═════ Texto fornecido
Acórdão nº 634/13.3T4AVR.P1 de Court of Appeal of Porto (Portugal), 07 de Setembro de 2015

Magistrado ResponsávelPAULA LEAL DE CARVALHO
Data da Resolução07 de Setembro de 2015
EmissorCourt of Appeal of Porto (Portugal)

Procº nº 634/13.3T4AVR.P1 Relator: Paula Leal de Carvalho (Reg. nº 834) Adjuntos: Des. Rui Penha Des. Maria José Costa Pinto Acordam na Secção Social do Tribunal da Relação do Porto: I. Relatório A B…, intentou a presente ação declarativa de condenação, com processo comum, contra C…, S.A.

, e D…, S.A, peticionando a condenação da 1ª R. a pagar-lhe a quantia de €97.758,22 e, da 2ª R, a pagar-lhe a quantia de €66.488,24, acrescida de juros, importâncias essas que deixou de auferir mercê do incumprimento por estas da Convenção Coletiva de Trabalho em vigor.

Para tanto, alegou em síntese que: - É, a A., uma empresa de trabalho portuário licenciada em exclusivo para exercer a atividade de cedência de mão-de-obra portuária.

- As RR., que são empresas de estiva, no mês de Abril de 2013 decidiram colocar diretamente 7 trabalhadores a executar operações portuárias no Porto de Aveiro em lugar de recorrerem aos seus (da A.) trabalhadores como estavam obrigadas a fazer mercê do estipulado nas cláusulas 4ª, 8ª, 10ª, 12ª,19ª, 20ª e 21ª do Contrato Coletivo de Trabalho celebrado entre a Associação dos Agentes de Tráfego, Estivas e Desestivas do Porto de Aveiro e outros e o Sindicato dos Trabalhadores do Porto de Aveiro, publicado no BTE nº 22/94.

- As RR. sempre respeitaram integralmente o estatuído no referido contrato, apenas tendo deixado de o fazer depois que se afastaram da gestão da A. e só invocaram a respetiva nulidade, em termos objetivos e claros, nas alegações de recurso da providência cautelar, já em incumprimento, pelo que tal invocação constitui um manifesto abuso de direito, nos termos do art. 334º do C.Civil.

- Os 3 trabalhadores contratados diretamente pela C… no período de 2 de Abril a 24 de Junho de 2013, trabalharam em operações portuárias e pelo trabalho pelos mesmos prestado a A. ter-lhe-ia cobrado €66.066,83.

- Os 4 trabalhadores contratados diretamente pela D… também executaram operações portuárias no período de 2.4.2013 a 24.6.2013 e pelo trabalho pelos mesmos prestado a A. ter-lhe-ia faturado €46.800,71.

- Em 2 de Maio de 2013, as RR. contrataram mais 4 trabalhadores que haviam sido despedidos pela A. com invocação de justa causa, dois cada uma, trabalhadores que também passaram a laborar em operações portuárias, substituindo assim o recurso a mão-de-obra da A. para o desempenho das funções por eles exercidas, tendo, por isso, até 4.7.2013, deixado de faturar à C… €24.590,87 e à D… € 19.687,53.
══════════
═════ Excerto do material
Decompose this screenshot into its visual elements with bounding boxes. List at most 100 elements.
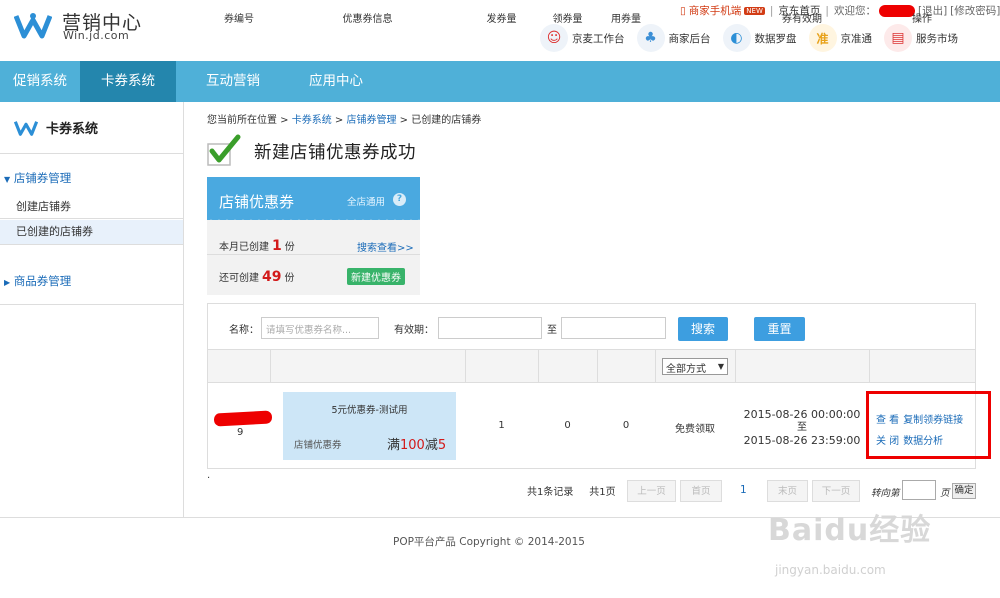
══════════
- Tarefas -
[A] Reproduza tudo o que o acórdão contém desde "- As RR. sempre" até "334º do C.Civil.".
[B] Escreva a continuação do acórdão a partir da última frase apresentada.
Não é preciso consultar o material para realizar estas tarefas.

- Respostas às tarefas -
[A]
- As RR. sempre respeitaram integralmente o estatuído no referido contrato, apenas tendo deixado de o fazer depois que se afastaram da gestão da A. e só invocaram a respetiva nulidade, em termos objetivos e claros, nas alegações de recurso da providência cautelar, já em incumprimento, pelo que tal invocação constitui um manifesto abuso de direito, nos termos do art. 334º do C.Civil.

[B]
- Por força das clªs 4ª, 8ª, 10ª, 12ª, 19ª e 21ª do CCT as RR. estavam obrigadas a recrutarem à A. os trabalhadores de que necessitem, não apenas para as situações de necessidades pontuais de mão de obra, mas também para o quadro privativo das mesmas.

As RR contestaram alegando em síntese: a.

A R. C… (fls. 28 vº a 50) que: - Em 2 Abril de 2013 contratou diretamente 3 trabalhadores a termo para o exercício de operações portuárias e em Maio do mesmo ano mais 2 trabalhadores despedidos pela A., mas tal contratação foi lícita, pois compete às empresas de estiva definir os meios humanos a afetar à operação portuária, bem como o seu quadro de pessoal, não estando obrigada a requisitar à A. toda a mão-de- obra de que necessitava.

- A pretensão indemnizatória da A. não pode proceder, pois, no período de 2 a 16 de Maio de 2013, reclamou duplamente valores relativos a 2 trabalhadores, e, além disso, nos cálculos efetuados apenas levou em consideração os preços da mão-de-obra que alegadamente deixou de receber das RR., não considerando os custos inerentes a essa mão-de-obra.

- As cláusulas do CCT em que a A. fundamenta a sua pretensão são nulas como já decidiu a Relação de Coimbra no âmbito da providência cautelar que precedeu a presente ação, não tendo a A. qualquer direito exclusivo de recrutamento de trabalhadores portuários.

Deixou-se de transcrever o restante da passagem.